STORED RECORDS ::

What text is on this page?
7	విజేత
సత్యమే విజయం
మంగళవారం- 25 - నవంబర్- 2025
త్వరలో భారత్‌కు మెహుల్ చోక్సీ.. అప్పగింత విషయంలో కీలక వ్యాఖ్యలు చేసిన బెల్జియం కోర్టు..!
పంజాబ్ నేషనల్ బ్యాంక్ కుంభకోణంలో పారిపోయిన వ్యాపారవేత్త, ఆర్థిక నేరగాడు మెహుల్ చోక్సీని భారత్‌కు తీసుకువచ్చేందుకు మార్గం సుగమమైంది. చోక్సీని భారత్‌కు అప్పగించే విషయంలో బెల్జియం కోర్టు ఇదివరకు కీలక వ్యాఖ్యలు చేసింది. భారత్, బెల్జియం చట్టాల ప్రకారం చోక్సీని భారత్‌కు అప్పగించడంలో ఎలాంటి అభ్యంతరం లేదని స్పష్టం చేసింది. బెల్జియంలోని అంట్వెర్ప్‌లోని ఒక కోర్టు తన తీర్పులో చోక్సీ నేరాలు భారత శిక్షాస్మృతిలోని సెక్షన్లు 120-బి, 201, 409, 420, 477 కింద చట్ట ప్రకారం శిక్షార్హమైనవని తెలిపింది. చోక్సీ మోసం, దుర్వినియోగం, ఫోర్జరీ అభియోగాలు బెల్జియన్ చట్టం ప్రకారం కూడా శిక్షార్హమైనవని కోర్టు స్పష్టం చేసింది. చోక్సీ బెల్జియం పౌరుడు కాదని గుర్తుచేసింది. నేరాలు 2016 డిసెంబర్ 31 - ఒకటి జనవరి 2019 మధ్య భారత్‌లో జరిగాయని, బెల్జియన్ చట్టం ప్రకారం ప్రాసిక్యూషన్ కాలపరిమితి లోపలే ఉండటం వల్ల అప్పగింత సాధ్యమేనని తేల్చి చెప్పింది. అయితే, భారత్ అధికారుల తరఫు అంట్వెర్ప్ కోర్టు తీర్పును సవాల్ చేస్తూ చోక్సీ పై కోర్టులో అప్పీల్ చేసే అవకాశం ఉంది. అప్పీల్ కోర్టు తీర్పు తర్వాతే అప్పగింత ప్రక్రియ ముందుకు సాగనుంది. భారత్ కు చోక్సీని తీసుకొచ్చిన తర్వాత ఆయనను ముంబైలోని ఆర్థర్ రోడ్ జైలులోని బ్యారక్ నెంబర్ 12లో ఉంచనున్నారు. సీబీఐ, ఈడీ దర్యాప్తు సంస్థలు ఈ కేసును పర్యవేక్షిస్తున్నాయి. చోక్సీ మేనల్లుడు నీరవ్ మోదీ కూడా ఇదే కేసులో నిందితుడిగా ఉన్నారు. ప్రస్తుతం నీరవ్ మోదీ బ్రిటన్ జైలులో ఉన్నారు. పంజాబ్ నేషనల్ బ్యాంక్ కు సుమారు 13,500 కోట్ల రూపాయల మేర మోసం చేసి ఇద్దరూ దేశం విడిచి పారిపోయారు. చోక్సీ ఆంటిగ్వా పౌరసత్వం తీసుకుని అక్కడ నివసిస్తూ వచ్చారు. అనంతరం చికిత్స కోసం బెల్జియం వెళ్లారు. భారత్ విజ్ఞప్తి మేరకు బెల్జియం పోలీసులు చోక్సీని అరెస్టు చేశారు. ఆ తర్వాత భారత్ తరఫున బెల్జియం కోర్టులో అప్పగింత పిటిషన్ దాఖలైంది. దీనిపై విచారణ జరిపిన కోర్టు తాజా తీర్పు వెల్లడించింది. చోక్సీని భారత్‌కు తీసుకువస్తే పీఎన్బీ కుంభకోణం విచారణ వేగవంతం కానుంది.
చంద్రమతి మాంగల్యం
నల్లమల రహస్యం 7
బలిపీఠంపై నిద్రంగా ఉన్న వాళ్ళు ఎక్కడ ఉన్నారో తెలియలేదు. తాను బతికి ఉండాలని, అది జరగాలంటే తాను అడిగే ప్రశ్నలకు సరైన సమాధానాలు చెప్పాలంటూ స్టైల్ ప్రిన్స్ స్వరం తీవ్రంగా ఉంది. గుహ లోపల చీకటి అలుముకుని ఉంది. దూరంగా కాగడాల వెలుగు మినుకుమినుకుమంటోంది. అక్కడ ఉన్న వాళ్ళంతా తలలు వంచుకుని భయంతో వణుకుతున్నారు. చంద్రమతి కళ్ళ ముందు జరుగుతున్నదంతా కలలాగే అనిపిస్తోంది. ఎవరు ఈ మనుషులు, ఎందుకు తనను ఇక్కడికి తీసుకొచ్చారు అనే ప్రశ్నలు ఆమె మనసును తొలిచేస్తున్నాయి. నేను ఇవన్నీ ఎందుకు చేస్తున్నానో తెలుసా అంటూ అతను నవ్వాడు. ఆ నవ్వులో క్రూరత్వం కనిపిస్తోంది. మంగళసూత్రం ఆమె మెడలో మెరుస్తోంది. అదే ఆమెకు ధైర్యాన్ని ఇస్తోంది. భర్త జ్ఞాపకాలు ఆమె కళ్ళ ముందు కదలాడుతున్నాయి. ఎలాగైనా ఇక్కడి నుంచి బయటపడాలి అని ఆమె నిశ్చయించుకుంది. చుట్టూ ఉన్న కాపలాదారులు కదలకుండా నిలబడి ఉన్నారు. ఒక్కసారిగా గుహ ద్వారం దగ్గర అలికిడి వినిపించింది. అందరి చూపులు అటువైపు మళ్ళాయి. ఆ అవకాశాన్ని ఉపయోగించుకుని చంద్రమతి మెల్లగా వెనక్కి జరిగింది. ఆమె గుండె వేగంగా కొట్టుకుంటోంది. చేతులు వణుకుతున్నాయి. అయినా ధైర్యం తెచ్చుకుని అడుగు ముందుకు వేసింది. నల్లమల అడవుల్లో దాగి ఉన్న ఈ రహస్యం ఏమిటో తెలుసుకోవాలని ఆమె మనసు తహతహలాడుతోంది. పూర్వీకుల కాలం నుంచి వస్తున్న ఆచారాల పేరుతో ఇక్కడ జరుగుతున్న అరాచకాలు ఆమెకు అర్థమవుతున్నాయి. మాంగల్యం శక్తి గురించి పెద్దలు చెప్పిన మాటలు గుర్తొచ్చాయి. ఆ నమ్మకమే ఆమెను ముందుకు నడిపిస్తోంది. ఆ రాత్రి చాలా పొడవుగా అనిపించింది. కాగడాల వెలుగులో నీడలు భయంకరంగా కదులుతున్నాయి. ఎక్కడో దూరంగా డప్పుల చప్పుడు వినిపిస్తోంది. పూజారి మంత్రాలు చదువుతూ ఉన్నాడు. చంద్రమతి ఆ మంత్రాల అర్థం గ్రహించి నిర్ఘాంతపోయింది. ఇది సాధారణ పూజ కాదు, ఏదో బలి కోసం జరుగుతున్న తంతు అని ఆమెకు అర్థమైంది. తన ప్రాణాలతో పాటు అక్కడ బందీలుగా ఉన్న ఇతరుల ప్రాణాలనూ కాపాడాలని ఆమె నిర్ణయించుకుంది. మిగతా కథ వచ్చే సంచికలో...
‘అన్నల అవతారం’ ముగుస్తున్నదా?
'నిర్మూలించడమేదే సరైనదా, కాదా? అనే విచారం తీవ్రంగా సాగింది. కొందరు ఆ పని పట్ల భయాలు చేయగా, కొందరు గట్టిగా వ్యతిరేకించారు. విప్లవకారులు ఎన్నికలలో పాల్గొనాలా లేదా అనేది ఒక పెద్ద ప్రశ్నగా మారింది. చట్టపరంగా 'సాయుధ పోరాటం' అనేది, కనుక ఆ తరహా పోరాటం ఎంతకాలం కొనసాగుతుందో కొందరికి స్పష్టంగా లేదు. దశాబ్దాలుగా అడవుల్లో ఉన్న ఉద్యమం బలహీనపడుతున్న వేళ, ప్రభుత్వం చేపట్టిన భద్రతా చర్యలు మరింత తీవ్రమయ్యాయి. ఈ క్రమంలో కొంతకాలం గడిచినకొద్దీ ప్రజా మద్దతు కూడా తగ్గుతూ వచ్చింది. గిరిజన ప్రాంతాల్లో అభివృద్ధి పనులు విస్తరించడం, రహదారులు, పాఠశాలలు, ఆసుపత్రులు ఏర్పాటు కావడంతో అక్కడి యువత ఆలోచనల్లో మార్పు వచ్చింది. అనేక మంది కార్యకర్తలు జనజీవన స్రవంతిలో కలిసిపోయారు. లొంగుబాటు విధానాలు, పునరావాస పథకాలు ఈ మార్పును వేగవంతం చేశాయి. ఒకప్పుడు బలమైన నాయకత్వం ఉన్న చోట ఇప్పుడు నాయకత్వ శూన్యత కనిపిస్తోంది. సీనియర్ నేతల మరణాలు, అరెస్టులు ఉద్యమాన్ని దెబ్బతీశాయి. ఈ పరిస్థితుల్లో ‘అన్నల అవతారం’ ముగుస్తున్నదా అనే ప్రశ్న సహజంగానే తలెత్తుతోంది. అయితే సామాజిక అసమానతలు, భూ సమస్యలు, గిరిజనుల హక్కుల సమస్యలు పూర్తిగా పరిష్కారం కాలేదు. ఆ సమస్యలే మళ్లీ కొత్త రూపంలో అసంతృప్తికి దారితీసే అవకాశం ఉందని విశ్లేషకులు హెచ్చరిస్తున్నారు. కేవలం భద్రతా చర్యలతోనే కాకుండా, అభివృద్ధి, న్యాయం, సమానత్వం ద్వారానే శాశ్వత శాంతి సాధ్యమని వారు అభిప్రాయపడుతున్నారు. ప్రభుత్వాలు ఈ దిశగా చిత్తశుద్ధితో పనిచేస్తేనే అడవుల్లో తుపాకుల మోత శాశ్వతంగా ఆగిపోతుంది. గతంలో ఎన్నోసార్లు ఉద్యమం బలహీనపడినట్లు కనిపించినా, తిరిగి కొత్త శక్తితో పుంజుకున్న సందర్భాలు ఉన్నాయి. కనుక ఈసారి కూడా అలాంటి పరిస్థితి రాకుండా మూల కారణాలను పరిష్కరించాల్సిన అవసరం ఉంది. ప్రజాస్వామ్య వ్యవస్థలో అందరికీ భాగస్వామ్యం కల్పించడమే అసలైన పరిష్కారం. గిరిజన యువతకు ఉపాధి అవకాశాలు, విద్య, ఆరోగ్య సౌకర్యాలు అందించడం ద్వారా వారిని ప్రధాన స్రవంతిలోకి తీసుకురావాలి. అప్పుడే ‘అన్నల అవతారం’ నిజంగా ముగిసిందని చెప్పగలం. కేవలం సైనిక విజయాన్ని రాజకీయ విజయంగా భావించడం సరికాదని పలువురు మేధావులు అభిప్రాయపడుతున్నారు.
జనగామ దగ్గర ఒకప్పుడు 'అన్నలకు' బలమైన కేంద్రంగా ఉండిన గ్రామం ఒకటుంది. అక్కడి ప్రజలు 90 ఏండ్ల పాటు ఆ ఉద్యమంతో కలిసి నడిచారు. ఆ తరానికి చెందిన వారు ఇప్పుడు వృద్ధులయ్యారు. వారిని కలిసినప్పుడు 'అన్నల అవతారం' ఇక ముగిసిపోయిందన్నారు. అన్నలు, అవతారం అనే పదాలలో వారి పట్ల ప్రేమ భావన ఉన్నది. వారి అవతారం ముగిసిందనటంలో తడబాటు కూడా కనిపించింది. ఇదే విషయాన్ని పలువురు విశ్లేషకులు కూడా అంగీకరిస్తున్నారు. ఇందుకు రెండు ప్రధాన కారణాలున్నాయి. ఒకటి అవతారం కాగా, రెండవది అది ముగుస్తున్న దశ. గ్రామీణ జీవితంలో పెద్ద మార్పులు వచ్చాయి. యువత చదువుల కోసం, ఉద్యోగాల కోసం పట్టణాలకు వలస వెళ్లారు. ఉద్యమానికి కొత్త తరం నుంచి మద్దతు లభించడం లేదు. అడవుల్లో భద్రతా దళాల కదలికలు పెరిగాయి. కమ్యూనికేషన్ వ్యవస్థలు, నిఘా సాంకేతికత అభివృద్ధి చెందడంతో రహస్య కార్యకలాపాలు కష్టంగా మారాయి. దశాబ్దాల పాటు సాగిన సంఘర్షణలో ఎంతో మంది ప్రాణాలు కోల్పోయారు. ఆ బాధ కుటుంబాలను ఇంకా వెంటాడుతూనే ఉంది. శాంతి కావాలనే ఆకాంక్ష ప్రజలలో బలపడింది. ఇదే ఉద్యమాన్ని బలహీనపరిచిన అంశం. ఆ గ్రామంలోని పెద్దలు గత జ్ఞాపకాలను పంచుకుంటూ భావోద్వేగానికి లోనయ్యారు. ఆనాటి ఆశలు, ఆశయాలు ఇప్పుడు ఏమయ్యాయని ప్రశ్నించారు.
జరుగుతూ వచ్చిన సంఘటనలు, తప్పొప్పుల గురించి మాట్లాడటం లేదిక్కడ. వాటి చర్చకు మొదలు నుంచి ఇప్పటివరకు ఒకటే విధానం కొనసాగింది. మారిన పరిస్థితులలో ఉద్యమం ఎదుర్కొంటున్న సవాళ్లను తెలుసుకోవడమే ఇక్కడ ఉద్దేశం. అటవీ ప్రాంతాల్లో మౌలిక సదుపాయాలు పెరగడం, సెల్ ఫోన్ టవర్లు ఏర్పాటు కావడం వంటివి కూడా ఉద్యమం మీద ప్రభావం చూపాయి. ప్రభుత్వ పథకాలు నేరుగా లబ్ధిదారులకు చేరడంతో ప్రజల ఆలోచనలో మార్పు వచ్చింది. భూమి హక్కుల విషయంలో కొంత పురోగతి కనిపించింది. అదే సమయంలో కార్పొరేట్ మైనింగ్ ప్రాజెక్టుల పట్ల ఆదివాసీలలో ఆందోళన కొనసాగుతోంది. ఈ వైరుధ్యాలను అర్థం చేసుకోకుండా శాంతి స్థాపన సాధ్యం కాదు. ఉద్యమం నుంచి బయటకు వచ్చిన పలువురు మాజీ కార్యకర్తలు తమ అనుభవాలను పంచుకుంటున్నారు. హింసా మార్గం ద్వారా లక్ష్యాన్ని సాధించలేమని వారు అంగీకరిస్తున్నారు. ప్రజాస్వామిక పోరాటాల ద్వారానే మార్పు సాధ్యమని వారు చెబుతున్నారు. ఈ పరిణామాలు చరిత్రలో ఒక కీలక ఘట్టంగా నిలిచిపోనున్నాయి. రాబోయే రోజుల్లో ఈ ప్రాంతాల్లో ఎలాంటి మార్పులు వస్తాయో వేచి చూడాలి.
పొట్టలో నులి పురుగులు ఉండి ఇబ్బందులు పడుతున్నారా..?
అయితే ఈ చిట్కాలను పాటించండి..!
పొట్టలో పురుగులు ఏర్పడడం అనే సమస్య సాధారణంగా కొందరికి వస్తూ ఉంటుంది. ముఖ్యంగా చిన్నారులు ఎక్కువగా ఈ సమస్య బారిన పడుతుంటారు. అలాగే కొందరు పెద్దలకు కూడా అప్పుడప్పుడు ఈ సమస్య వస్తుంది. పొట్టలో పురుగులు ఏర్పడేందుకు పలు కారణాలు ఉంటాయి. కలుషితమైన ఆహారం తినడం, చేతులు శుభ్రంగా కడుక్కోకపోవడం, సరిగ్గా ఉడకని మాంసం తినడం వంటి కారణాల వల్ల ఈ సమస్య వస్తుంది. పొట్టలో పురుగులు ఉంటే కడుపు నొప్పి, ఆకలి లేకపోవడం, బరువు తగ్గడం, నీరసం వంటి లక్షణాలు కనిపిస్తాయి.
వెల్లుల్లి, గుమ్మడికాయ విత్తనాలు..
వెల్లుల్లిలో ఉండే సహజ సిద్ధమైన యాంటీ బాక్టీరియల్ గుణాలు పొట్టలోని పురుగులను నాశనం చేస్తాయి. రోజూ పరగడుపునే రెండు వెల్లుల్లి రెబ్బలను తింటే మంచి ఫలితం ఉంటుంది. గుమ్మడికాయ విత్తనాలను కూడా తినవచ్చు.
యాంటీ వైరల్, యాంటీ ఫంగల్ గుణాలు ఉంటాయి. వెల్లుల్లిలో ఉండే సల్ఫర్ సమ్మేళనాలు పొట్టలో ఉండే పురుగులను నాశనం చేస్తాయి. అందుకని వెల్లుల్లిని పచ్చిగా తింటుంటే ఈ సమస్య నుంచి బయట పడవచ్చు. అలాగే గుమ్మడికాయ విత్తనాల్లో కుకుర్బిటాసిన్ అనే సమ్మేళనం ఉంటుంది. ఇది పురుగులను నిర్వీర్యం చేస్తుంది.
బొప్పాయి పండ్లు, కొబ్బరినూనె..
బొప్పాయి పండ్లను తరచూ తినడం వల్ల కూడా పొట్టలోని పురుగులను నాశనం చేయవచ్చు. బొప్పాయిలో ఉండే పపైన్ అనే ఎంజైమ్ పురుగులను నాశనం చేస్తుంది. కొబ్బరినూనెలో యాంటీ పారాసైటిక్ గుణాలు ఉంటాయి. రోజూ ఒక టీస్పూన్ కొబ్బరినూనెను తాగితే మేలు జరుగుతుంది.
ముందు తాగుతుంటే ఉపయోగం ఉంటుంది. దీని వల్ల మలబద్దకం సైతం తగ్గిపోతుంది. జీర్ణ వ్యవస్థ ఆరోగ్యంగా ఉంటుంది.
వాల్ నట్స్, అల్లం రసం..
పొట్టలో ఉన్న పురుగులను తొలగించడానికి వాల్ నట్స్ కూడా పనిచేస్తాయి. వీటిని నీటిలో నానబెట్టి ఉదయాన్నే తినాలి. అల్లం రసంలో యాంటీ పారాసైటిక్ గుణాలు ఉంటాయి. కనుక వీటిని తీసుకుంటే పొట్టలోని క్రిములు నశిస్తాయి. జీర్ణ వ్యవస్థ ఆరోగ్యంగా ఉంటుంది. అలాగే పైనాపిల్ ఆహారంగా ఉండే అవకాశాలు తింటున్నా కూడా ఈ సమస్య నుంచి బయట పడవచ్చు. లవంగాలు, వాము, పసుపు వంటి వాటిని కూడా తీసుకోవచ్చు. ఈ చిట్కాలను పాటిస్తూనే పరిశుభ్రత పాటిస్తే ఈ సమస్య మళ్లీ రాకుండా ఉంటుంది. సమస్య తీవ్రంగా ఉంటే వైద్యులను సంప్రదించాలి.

EXERCISE DESCRIPTION :: Filter the data for the string "పడవచ" and copy every line that has it.

WORKED SOLUTION ::
యాంటీ వైరల్, యాంటీ ఫంగల్ గుణాలు ఉంటాయి. వెల్లుల్లిలో ఉండే సల్ఫర్ సమ్మేళనాలు పొట్టలో ఉండే పురుగులను నాశనం చేస్తాయి. అందుకని వెల్లుల్లిని పచ్చిగా తింటుంటే ఈ సమస్య నుంచి బయట పడవచ్చు. అలాగే గుమ్మడికాయ విత్తనాల్లో కుకుర్బిటాసిన్ అనే సమ్మేళనం ఉంటుంది. ఇది పురుగులను నిర్వీర్యం చేస్తుంది.
పొట్టలో ఉన్న పురుగులను తొలగించడానికి వాల్ నట్స్ కూడా పనిచేస్తాయి. వీటిని నీటిలో నానబెట్టి ఉదయాన్నే తినాలి. అల్లం రసంలో యాంటీ పారాసైటిక్ గుణాలు ఉంటాయి. కనుక వీటిని తీసుకుంటే పొట్టలోని క్రిములు నశిస్తాయి. జీర్ణ వ్యవస్థ ఆరోగ్యంగా ఉంటుంది. అలాగే పైనాపిల్ ఆహారంగా ఉండే అవకాశాలు తింటున్నా కూడా ఈ సమస్య నుంచి బయట పడవచ్చు. లవంగాలు, వాము, పసుపు వంటి వాటిని కూడా తీసుకోవచ్చు. ఈ చిట్కాలను పాటిస్తూనే పరిశుభ్రత పాటిస్తే ఈ సమస్య మళ్లీ రాకుండా ఉంటుంది. సమస్య తీవ్రంగా ఉంటే వైద్యులను సంప్రదించాలి.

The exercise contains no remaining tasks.